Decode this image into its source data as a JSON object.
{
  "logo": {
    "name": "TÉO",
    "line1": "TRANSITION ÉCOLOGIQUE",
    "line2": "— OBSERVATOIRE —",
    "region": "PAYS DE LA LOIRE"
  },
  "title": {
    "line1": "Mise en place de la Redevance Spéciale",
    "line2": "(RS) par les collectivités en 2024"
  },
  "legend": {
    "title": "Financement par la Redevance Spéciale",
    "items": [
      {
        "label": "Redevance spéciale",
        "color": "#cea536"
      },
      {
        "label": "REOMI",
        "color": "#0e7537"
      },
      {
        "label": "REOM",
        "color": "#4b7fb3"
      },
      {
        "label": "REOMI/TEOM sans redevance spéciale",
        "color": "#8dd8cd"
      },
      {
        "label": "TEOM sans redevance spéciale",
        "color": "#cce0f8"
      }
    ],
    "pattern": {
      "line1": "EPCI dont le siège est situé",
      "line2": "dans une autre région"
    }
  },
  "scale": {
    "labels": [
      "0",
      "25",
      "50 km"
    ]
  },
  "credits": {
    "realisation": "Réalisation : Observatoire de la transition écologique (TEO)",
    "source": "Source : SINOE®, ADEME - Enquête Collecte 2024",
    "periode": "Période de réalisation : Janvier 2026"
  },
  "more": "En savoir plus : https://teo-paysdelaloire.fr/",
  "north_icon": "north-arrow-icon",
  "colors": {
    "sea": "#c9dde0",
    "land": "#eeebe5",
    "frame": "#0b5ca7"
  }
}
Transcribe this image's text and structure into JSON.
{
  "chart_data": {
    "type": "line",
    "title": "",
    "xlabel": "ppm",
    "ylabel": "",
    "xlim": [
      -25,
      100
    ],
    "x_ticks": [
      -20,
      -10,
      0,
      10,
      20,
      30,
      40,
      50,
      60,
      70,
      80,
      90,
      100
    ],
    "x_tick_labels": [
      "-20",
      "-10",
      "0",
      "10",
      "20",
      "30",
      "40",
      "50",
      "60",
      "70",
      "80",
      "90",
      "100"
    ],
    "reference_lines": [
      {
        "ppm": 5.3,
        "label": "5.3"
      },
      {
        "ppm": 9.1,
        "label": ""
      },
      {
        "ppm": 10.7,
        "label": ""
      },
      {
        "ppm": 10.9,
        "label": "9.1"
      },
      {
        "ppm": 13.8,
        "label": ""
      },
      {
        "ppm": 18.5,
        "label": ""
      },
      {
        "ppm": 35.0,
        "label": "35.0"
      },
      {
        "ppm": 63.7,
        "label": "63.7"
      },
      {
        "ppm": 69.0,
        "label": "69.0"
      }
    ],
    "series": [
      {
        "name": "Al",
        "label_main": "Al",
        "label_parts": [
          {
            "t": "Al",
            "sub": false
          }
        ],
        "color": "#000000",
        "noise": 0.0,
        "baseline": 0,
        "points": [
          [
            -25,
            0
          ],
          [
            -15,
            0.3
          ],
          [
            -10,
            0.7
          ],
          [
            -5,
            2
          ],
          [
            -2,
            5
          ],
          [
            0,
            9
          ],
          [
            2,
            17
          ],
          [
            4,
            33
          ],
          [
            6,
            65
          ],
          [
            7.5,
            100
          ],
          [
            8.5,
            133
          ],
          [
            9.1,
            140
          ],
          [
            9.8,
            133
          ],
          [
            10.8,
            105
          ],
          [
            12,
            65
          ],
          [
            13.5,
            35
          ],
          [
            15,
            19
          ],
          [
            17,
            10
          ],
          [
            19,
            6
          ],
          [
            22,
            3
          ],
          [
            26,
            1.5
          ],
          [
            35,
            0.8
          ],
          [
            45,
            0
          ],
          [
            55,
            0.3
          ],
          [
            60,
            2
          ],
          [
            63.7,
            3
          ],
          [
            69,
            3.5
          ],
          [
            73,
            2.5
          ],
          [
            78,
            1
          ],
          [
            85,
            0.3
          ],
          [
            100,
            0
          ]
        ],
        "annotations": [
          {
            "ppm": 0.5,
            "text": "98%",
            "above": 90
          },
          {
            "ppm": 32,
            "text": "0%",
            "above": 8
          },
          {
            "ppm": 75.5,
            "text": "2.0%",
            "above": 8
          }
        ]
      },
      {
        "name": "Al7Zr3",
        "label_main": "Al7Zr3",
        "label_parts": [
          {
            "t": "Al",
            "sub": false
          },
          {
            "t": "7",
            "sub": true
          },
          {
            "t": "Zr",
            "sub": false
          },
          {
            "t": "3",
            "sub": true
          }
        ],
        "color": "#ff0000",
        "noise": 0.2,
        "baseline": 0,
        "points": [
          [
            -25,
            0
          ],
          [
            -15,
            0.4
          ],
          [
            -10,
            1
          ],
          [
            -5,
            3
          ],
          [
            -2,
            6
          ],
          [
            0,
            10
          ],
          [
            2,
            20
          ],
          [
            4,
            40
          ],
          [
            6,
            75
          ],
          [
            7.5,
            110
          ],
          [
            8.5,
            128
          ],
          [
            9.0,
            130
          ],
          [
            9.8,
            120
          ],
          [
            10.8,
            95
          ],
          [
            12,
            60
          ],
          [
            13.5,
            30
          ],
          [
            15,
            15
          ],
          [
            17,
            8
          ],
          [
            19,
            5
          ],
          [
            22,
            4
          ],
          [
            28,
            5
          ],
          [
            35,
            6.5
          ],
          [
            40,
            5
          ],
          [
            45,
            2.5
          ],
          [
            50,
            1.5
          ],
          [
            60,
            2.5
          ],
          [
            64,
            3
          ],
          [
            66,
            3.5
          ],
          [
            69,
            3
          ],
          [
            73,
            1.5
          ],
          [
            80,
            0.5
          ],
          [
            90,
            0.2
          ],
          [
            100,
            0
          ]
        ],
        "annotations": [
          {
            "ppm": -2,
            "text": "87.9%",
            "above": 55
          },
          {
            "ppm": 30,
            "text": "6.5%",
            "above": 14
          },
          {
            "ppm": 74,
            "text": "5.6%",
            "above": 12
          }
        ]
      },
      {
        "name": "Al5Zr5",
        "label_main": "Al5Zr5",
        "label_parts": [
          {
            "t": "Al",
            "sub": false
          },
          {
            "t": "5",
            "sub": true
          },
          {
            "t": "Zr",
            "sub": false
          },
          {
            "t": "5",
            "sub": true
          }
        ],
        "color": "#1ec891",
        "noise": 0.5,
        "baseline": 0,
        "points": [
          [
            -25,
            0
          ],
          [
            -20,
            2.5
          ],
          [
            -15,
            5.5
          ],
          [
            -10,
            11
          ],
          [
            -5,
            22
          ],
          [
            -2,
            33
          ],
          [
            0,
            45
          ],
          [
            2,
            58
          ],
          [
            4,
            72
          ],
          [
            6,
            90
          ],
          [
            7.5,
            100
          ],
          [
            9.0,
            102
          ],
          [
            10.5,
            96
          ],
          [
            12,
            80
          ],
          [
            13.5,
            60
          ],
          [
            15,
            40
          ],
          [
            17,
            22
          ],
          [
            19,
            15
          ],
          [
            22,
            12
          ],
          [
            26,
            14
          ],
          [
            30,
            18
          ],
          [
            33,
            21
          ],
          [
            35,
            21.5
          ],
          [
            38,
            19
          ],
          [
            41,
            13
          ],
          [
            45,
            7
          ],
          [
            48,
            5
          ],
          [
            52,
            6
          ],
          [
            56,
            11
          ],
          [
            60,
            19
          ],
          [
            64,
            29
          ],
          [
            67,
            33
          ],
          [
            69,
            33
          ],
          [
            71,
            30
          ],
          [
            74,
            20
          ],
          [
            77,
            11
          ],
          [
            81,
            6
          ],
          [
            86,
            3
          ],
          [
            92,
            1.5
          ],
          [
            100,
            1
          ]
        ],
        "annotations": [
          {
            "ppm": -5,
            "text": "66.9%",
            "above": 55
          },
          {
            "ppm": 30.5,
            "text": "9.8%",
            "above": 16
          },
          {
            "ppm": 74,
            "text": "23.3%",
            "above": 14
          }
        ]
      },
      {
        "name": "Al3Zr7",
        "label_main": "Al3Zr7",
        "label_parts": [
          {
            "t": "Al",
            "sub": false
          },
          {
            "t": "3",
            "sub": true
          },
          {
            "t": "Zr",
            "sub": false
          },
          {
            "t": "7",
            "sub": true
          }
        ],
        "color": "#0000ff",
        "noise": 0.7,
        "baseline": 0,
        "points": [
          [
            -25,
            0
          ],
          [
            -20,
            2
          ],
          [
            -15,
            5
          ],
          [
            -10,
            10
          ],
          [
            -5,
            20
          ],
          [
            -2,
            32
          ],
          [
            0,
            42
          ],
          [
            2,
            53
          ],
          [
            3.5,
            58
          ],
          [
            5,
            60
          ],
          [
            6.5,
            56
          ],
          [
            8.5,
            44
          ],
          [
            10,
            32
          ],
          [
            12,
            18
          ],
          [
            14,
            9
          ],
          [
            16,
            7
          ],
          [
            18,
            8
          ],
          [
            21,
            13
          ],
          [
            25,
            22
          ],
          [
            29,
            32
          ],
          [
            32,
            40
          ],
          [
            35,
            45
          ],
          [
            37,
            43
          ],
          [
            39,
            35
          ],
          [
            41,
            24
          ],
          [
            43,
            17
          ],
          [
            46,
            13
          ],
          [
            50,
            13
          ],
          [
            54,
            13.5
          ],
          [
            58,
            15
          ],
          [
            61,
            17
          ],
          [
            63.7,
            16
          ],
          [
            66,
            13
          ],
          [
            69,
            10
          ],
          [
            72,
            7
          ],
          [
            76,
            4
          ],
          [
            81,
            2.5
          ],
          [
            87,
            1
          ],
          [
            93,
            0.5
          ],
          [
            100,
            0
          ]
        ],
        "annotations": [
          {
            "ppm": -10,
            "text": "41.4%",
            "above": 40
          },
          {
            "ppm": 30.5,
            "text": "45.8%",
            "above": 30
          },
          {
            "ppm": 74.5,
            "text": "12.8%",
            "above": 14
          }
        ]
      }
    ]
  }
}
□ □ □
GIVEN TASK: Pick out every line with the string "TEOM" and copy it.

EXPECTED ANSWER:
        "label": "REOMI/TEOM sans redevance spéciale",
        "label": "TEOM sans redevance spéciale",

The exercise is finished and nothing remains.